[Extracted records]

====

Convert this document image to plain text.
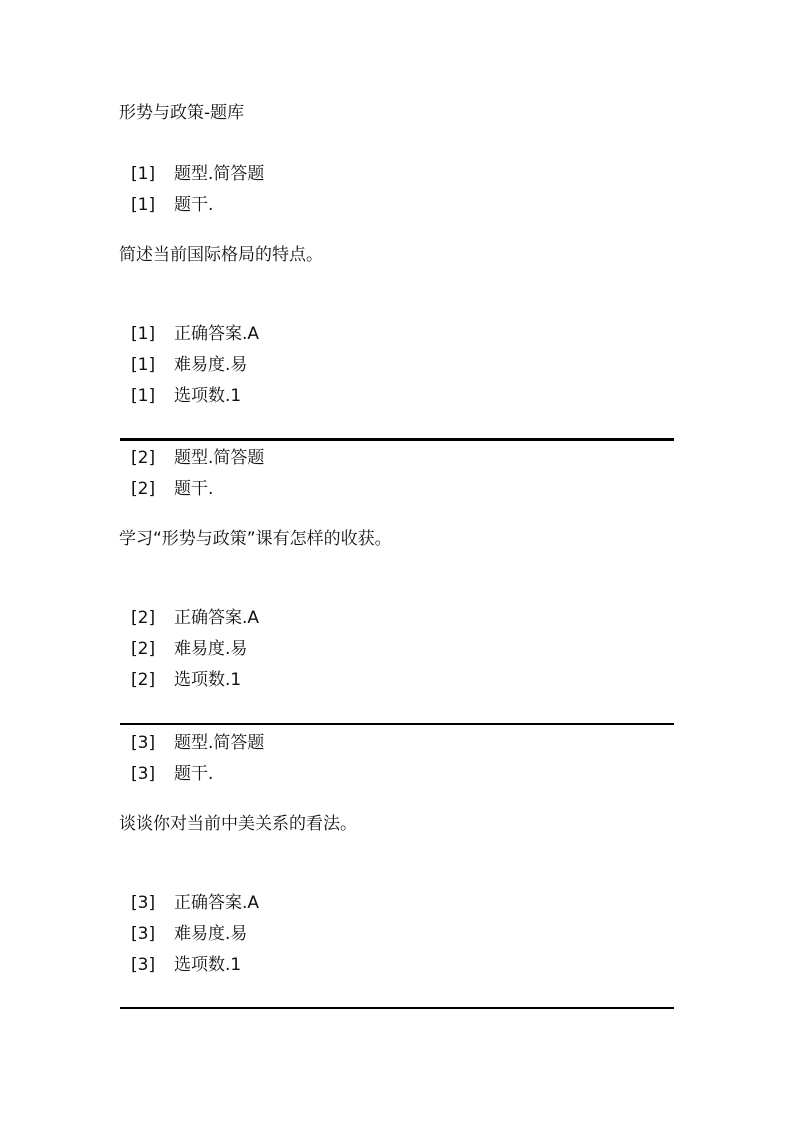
形势与政策-题库
[1] 题型.简答题
[1] 题干.
简述当前国际格局的特点。
[1] 正确答案.A
[1] 难易度.易
[1] 选项数.1
[2] 题型.简答题
[2] 题干.
学习“形势与政策”课有怎样的收获。
[2] 正确答案.A
[2] 难易度.易
[2] 选项数.1
[3] 题型.简答题
[3] 题干.
谈谈你对当前中美关系的看法。
[3] 正确答案.A
[3] 难易度.易
[3] 选项数.1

====

**TASK TO CARRY OUT:** Reproduce all of the entries word for word, skipping any pictures they hold.

**TASK RESPONSE:**
Convert this document image to plain text.
形势与政策-题库
[1] 题型.简答题
[1] 题干.
简述当前国际格局的特点。
[1] 正确答案.A
[1] 难易度.易
[1] 选项数.1
[2] 题型.简答题
[2] 题干.
学习“形势与政策”课有怎样的收获。
[2] 正确答案.A
[2] 难易度.易
[2] 选项数.1
[3] 题型.简答题
[3] 题干.
谈谈你对当前中美关系的看法。
[3] 正确答案.A
[3] 难易度.易
[3] 选项数.1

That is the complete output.